— start INPUT FOR THIS TASK —
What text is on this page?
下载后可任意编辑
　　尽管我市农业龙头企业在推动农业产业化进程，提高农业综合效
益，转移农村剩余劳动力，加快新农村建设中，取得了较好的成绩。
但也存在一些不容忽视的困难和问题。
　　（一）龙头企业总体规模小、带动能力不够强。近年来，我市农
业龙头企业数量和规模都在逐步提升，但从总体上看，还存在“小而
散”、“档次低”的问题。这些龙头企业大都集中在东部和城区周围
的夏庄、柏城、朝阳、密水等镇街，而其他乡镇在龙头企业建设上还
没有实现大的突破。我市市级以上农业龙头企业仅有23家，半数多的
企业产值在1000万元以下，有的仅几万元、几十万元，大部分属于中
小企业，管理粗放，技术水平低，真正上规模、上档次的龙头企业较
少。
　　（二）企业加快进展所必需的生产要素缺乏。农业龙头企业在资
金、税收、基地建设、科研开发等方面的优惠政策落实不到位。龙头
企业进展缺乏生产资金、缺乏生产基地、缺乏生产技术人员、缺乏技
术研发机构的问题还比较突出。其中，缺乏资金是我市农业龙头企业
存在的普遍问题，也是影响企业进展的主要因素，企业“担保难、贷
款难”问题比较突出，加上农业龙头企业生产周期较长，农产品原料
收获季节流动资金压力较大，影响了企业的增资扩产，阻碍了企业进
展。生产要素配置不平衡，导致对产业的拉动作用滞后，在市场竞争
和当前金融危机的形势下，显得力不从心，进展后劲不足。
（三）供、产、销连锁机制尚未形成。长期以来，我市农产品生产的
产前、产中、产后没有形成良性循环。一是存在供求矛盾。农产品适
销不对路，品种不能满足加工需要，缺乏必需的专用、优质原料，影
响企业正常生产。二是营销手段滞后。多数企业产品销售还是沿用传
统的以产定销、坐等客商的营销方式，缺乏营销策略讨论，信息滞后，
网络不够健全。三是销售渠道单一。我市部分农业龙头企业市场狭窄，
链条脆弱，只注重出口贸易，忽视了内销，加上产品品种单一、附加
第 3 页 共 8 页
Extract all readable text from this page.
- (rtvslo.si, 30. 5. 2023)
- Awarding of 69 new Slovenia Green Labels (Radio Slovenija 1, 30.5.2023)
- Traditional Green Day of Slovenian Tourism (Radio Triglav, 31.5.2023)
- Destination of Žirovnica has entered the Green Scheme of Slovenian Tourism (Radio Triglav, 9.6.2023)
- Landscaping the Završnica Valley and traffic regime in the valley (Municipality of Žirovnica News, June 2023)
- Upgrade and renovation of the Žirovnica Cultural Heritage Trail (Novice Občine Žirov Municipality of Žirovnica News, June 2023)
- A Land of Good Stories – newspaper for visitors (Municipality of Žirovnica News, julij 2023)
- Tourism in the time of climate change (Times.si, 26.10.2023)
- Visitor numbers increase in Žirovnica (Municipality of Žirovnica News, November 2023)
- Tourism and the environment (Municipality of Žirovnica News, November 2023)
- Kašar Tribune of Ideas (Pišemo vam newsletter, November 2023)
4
— end INPUT FOR THIS TASK —
The listing above must be transcribed exactly, line by line.

What text is on this page?
下载后可任意编辑
　　尽管我市农业龙头企业在推动农业产业化进程，提高农业综合效
益，转移农村剩余劳动力，加快新农村建设中，取得了较好的成绩。
但也存在一些不容忽视的困难和问题。
　　（一）龙头企业总体规模小、带动能力不够强。近年来，我市农
业龙头企业数量和规模都在逐步提升，但从总体上看，还存在“小而
散”、“档次低”的问题。这些龙头企业大都集中在东部和城区周围
的夏庄、柏城、朝阳、密水等镇街，而其他乡镇在龙头企业建设上还
没有实现大的突破。我市市级以上农业龙头企业仅有23家，半数多的
企业产值在1000万元以下，有的仅几万元、几十万元，大部分属于中
小企业，管理粗放，技术水平低，真正上规模、上档次的龙头企业较
少。
　　（二）企业加快进展所必需的生产要素缺乏。农业龙头企业在资
金、税收、基地建设、科研开发等方面的优惠政策落实不到位。龙头
企业进展缺乏生产资金、缺乏生产基地、缺乏生产技术人员、缺乏技
术研发机构的问题还比较突出。其中，缺乏资金是我市农业龙头企业
存在的普遍问题，也是影响企业进展的主要因素，企业“担保难、贷
款难”问题比较突出，加上农业龙头企业生产周期较长，农产品原料
收获季节流动资金压力较大，影响了企业的增资扩产，阻碍了企业进
展。生产要素配置不平衡，导致对产业的拉动作用滞后，在市场竞争
和当前金融危机的形势下，显得力不从心，进展后劲不足。
（三）供、产、销连锁机制尚未形成。长期以来，我市农产品生产的
产前、产中、产后没有形成良性循环。一是存在供求矛盾。农产品适
销不对路，品种不能满足加工需要，缺乏必需的专用、优质原料，影
响企业正常生产。二是营销手段滞后。多数企业产品销售还是沿用传
统的以产定销、坐等客商的营销方式，缺乏营销策略讨论，信息滞后，
网络不够健全。三是销售渠道单一。我市部分农业龙头企业市场狭窄，
链条脆弱，只注重出口贸易，忽视了内销，加上产品品种单一、附加
第 3 页 共 8 页
Extract all readable text from this page.
- (rtvslo.si, 30. 5. 2023)
- Awarding of 69 new Slovenia Green Labels (Radio Slovenija 1, 30.5.2023)
- Traditional Green Day of Slovenian Tourism (Radio Triglav, 31.5.2023)
- Destination of Žirovnica has entered the Green Scheme of Slovenian Tourism (Radio Triglav, 9.6.2023)
- Landscaping the Završnica Valley and traffic regime in the valley (Municipality of Žirovnica News, June 2023)
- Upgrade and renovation of the Žirovnica Cultural Heritage Trail (Novice Občine Žirov Municipality of Žirovnica News, June 2023)
- A Land of Good Stories – newspaper for visitors (Municipality of Žirovnica News, julij 2023)
- Tourism in the time of climate change (Times.si, 26.10.2023)
- Visitor numbers increase in Žirovnica (Municipality of Žirovnica News, November 2023)
- Tourism and the environment (Municipality of Žirovnica News, November 2023)
- Kašar Tribune of Ideas (Pišemo vam newsletter, November 2023)
4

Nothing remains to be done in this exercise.